►

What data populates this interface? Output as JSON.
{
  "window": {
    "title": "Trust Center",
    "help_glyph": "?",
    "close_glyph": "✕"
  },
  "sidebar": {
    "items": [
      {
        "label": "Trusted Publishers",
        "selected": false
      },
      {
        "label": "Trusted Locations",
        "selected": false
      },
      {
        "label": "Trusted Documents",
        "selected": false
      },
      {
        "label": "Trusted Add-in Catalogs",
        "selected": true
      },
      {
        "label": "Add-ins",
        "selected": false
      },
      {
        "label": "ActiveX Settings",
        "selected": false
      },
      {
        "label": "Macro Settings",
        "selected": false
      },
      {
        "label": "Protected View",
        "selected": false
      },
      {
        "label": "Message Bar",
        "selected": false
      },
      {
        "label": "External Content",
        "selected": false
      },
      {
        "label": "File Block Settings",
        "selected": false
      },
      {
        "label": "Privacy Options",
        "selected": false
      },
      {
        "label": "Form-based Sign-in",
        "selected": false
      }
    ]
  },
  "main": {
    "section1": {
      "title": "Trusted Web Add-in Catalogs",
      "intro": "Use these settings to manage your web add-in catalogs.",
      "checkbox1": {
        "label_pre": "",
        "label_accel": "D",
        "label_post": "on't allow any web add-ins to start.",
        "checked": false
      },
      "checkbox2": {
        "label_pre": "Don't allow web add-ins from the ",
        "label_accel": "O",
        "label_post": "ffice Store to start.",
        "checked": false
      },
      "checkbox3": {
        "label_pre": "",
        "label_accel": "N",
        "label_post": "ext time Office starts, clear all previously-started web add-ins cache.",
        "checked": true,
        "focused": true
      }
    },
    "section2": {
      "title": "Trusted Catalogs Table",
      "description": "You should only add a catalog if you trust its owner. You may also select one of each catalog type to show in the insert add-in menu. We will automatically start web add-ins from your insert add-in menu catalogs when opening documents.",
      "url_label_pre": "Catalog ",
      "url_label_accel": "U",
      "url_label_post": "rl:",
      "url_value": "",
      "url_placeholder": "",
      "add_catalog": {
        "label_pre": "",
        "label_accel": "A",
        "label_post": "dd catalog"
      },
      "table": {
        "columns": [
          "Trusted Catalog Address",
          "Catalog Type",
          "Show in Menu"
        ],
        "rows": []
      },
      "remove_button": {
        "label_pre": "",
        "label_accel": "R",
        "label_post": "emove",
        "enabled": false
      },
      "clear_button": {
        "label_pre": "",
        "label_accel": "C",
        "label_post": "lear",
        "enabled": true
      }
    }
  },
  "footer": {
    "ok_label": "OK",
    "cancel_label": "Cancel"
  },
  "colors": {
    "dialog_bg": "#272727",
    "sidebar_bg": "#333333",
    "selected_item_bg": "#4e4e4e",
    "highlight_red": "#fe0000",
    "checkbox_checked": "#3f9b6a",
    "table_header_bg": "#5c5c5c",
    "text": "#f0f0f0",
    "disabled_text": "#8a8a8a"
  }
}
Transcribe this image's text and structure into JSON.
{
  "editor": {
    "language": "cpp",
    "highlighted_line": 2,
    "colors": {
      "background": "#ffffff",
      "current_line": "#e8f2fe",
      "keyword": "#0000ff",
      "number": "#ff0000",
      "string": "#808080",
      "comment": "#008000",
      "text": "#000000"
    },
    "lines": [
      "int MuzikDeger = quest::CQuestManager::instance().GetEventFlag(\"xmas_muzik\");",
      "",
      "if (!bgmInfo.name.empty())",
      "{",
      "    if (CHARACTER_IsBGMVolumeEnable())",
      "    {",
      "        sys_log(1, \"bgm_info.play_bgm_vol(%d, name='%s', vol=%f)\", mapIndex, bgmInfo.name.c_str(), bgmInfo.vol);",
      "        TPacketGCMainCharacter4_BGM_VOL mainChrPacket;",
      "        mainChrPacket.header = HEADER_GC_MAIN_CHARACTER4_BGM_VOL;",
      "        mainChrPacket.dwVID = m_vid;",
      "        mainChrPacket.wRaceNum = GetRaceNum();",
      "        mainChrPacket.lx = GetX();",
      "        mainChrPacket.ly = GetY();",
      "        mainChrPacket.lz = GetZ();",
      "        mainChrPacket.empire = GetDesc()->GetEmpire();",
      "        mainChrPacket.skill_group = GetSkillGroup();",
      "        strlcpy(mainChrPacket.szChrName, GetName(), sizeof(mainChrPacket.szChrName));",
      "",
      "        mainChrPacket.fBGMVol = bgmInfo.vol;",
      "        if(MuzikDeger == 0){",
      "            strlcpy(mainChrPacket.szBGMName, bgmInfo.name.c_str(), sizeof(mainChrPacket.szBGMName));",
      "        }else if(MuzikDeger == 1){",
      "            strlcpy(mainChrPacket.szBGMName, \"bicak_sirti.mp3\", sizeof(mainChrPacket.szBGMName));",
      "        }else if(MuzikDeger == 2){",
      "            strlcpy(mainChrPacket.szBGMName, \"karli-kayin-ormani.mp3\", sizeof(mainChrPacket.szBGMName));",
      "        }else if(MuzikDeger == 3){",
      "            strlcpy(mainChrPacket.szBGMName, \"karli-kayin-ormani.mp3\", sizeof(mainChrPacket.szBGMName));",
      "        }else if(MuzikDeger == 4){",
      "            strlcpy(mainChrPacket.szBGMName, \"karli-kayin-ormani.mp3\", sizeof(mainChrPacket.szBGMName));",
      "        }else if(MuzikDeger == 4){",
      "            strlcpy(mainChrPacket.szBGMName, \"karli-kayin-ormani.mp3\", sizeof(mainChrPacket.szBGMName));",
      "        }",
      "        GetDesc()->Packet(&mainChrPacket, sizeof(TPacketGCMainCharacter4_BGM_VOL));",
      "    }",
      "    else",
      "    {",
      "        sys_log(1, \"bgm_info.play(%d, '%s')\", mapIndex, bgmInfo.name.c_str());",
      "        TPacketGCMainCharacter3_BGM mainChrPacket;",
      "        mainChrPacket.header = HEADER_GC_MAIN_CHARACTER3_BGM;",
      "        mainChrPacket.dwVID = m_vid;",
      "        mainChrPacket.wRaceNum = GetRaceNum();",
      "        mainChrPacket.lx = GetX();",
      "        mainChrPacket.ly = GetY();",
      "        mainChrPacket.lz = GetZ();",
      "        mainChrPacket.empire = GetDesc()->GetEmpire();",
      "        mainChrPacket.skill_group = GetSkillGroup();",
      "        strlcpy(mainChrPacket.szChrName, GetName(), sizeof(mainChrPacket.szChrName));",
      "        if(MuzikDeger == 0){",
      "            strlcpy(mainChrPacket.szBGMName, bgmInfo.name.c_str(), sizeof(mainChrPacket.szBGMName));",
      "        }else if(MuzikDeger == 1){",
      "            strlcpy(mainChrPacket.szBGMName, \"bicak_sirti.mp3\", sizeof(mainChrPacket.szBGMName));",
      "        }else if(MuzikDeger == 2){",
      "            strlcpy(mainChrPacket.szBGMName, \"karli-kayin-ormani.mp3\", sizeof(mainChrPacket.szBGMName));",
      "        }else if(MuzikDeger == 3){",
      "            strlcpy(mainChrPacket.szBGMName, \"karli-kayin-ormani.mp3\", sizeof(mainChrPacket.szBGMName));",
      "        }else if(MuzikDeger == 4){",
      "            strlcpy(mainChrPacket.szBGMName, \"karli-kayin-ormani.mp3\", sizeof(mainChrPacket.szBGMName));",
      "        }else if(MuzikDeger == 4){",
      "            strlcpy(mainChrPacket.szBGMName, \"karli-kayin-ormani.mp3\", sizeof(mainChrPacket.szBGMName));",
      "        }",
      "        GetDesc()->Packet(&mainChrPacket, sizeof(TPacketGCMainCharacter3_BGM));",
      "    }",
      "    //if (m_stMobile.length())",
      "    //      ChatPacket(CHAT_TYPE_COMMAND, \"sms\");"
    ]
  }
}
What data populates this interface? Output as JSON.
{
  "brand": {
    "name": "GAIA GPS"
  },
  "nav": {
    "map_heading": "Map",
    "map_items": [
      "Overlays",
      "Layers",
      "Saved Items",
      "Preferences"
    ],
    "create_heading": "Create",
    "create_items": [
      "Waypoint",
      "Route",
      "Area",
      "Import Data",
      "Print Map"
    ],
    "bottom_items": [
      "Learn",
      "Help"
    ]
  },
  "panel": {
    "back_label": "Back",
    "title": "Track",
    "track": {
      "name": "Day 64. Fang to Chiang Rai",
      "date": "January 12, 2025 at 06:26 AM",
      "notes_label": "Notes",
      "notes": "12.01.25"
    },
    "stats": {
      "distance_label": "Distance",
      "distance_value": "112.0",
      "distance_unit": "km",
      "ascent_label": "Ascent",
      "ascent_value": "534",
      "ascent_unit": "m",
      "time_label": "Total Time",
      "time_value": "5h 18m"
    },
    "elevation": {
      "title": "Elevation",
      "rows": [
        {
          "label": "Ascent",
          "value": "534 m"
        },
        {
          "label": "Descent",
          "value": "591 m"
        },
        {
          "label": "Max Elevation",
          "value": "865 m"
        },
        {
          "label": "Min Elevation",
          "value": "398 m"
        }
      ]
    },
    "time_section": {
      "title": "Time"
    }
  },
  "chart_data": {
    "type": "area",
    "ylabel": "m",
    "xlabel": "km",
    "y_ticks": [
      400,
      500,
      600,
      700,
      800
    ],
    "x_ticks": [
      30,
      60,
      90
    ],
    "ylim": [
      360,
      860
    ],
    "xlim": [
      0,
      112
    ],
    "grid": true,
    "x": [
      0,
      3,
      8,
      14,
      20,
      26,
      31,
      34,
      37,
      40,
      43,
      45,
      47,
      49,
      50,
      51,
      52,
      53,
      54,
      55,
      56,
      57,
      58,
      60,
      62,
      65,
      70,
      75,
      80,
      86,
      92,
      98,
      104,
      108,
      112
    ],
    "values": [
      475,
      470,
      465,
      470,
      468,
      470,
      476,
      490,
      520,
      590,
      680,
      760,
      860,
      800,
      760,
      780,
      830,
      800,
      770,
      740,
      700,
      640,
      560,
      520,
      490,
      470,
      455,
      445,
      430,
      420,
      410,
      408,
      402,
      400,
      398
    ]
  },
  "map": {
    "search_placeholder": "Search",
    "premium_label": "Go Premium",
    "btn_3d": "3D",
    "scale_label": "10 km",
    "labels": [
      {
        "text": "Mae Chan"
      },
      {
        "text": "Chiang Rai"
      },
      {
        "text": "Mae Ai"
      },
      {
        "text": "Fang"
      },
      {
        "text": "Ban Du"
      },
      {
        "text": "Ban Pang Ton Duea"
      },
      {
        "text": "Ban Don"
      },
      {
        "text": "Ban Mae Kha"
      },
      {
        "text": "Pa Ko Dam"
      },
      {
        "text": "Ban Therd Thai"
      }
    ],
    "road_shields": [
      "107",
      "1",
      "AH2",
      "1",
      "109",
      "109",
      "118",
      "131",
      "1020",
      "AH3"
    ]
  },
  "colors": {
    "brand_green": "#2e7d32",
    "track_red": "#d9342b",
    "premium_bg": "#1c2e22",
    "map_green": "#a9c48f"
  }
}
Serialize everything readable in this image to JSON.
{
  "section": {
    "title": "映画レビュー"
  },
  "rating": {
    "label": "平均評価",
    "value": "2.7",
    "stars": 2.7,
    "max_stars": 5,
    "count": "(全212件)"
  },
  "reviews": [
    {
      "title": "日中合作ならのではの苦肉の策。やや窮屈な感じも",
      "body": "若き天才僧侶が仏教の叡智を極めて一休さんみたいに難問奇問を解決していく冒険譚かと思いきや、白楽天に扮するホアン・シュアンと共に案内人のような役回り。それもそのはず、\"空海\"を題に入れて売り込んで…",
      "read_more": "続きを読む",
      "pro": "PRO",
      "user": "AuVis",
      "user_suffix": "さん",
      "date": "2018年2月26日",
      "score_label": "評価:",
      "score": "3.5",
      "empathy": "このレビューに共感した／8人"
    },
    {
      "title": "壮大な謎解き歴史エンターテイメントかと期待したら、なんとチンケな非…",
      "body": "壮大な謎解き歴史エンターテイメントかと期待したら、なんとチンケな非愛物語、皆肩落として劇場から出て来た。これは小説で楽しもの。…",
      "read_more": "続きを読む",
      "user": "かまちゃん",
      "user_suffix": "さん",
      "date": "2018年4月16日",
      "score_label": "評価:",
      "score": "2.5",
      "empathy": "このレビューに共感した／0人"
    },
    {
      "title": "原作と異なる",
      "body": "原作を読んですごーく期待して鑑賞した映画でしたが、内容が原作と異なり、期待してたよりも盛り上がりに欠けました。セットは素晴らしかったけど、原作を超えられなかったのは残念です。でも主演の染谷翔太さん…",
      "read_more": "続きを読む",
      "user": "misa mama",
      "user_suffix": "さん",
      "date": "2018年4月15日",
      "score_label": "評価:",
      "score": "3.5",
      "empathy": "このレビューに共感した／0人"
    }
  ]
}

◄

## [WHAT IS BEING ASKED]
Copy every line of the listing where the word "your" appears.

## [EXERCISE RESPONSE]
      "intro": "Use these settings to manage your web add-in catalogs.",
      "description": "You should only add a catalog if you trust its owner. You may also select one of each catalog type to show in the insert add-in menu. We will automatically start web add-ins from your insert add-in menu catalogs when opening documents.",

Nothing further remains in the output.